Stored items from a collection
------------------------------

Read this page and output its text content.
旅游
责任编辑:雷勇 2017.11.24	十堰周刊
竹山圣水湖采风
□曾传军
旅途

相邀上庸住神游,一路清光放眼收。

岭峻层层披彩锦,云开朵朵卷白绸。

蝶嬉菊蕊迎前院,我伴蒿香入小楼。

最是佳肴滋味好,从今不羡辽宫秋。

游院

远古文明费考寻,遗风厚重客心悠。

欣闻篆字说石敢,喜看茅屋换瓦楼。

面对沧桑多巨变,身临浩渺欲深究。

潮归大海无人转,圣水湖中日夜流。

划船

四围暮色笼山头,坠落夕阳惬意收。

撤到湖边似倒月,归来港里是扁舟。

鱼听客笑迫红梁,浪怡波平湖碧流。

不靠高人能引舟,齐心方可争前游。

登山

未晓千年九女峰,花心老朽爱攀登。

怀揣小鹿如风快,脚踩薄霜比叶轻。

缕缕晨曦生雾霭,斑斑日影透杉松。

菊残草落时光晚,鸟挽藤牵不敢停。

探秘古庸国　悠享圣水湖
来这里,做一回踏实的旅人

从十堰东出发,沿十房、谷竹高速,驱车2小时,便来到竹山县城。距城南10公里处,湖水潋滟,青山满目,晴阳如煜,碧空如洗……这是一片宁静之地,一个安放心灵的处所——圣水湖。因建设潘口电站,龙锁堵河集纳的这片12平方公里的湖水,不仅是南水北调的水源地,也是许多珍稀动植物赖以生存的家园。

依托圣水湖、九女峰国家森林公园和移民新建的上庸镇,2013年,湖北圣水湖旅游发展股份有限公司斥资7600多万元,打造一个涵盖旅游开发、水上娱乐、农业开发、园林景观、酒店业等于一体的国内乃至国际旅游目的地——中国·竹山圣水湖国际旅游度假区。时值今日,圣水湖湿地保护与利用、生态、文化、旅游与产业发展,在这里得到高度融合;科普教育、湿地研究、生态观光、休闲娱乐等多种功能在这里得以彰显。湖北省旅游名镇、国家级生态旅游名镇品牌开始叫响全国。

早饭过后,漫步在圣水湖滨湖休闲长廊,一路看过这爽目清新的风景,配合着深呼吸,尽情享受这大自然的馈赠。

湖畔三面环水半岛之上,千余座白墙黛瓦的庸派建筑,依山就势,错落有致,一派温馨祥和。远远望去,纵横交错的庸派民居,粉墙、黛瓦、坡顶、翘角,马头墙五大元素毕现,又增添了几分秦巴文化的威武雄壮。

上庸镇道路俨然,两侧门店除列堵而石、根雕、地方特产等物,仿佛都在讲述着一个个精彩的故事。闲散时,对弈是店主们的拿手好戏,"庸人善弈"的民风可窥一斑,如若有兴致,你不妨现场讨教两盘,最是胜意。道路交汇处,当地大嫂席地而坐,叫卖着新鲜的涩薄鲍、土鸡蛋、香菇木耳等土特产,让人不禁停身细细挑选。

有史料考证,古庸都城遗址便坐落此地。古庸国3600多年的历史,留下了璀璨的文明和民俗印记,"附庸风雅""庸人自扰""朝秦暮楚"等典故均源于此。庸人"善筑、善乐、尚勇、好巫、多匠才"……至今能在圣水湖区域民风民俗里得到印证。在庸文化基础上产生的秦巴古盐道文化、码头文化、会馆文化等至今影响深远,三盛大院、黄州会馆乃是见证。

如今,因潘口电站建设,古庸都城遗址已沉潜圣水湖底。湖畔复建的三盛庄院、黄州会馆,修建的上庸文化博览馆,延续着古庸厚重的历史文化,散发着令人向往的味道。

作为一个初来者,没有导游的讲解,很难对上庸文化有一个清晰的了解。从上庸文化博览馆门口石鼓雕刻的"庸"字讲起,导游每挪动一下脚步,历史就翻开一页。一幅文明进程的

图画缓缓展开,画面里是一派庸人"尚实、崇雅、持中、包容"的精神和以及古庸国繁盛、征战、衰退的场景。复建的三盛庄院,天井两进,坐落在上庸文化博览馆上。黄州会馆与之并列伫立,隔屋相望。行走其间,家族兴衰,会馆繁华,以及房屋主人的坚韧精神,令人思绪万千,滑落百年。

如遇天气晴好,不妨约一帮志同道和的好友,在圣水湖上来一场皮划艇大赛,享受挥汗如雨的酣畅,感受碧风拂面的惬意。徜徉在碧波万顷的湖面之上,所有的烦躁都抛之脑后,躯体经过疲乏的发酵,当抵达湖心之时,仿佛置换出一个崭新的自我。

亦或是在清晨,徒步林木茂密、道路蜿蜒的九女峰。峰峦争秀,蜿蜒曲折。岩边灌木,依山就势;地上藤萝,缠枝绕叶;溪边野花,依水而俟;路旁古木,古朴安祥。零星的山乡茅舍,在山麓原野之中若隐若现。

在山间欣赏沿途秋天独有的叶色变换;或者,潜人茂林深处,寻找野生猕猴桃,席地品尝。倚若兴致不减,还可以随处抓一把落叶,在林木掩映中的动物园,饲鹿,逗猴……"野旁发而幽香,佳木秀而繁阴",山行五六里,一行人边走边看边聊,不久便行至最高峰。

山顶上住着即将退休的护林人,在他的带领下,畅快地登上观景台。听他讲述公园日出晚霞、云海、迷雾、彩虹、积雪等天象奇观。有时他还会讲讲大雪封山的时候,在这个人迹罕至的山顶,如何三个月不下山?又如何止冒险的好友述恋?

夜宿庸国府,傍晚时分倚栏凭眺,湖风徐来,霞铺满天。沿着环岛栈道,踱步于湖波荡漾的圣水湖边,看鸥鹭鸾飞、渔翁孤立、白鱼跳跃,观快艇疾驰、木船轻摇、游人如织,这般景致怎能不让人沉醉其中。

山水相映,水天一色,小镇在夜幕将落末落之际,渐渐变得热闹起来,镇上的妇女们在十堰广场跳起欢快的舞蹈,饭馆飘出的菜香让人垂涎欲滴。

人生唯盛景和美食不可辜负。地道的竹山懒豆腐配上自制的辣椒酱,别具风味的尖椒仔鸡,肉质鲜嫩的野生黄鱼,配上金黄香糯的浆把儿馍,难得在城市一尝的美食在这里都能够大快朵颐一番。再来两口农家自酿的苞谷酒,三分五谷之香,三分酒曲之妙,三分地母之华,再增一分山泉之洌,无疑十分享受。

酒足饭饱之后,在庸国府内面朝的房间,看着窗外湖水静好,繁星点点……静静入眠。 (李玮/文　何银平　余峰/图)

------------------------------

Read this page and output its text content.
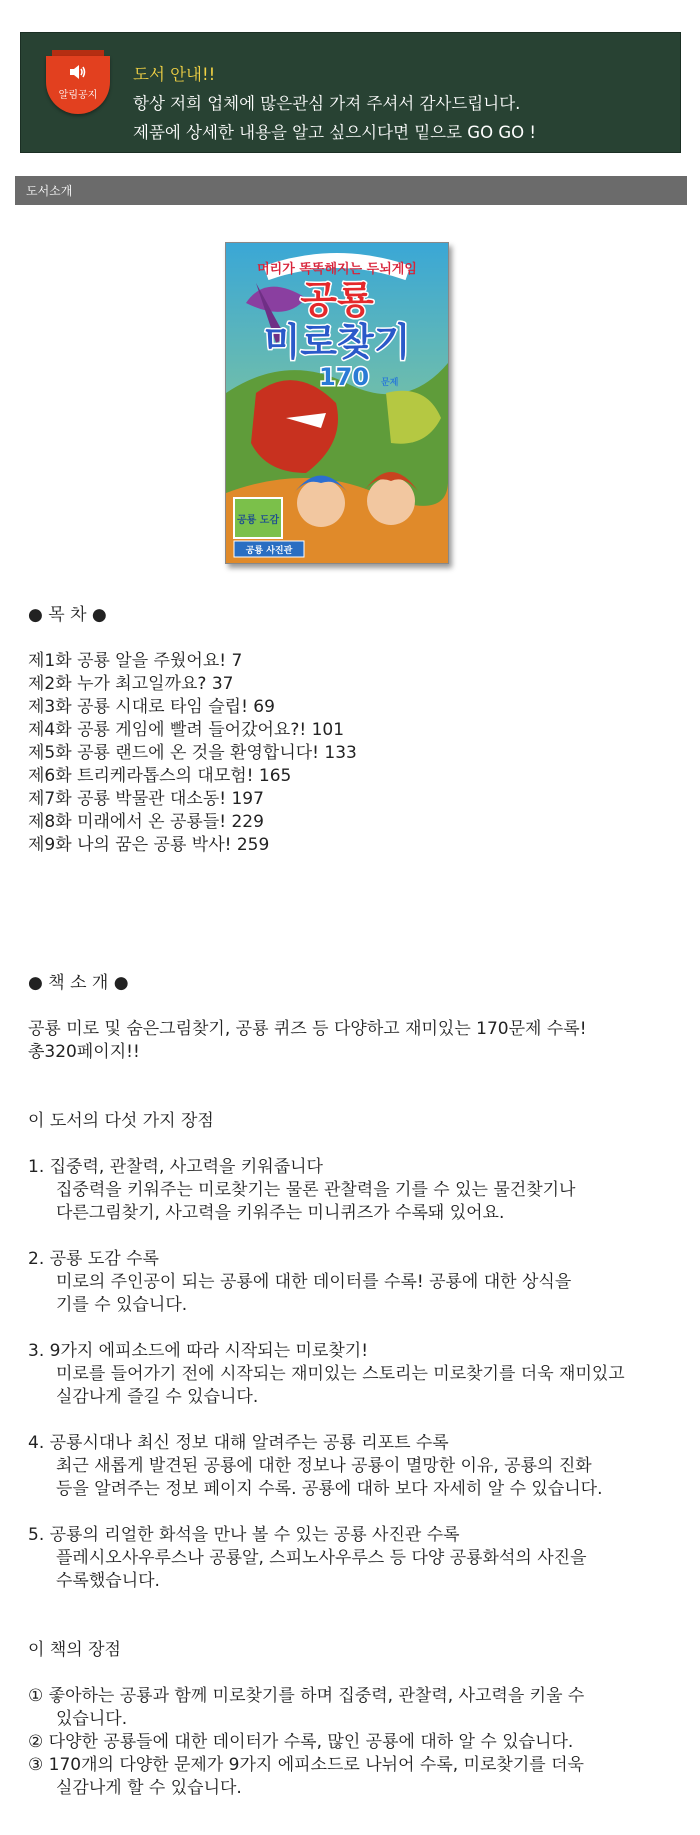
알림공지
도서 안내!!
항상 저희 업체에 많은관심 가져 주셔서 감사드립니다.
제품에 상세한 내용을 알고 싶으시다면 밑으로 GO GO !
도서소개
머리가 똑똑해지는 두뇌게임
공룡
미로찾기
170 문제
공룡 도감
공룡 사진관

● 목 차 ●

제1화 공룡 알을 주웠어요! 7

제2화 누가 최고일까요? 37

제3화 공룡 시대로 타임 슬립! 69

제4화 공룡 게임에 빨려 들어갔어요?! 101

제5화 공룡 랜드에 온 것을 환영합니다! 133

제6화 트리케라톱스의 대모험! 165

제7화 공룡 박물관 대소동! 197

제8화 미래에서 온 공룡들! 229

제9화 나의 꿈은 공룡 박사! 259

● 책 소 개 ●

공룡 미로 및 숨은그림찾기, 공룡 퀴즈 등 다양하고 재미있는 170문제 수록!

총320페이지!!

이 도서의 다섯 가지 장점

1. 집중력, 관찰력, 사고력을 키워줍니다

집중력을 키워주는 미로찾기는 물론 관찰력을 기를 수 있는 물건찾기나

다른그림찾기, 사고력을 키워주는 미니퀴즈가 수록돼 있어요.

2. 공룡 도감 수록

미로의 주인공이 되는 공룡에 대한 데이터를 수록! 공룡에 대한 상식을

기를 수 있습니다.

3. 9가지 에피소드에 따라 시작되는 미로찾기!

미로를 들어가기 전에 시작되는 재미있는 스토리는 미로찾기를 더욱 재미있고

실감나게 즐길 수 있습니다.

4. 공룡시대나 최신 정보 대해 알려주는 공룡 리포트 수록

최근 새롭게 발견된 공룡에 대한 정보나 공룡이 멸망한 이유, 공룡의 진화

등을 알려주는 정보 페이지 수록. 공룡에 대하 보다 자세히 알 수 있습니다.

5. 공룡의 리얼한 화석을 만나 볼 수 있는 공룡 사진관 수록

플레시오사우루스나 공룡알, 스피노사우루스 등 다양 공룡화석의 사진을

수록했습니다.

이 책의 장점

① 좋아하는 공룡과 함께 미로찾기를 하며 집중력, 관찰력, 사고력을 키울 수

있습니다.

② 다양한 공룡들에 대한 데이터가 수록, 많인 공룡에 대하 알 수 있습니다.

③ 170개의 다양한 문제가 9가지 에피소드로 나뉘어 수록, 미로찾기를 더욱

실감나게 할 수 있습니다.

------------------------------

**SHORT PROBLEM**
Collect the lines that hold "키워주는".

**REPLY**
집중력을 키워주는 미로찾기는 물론 관찰력을 기를 수 있는 물건찾기나
다른그림찾기, 사고력을 키워주는 미니퀴즈가 수록돼 있어요.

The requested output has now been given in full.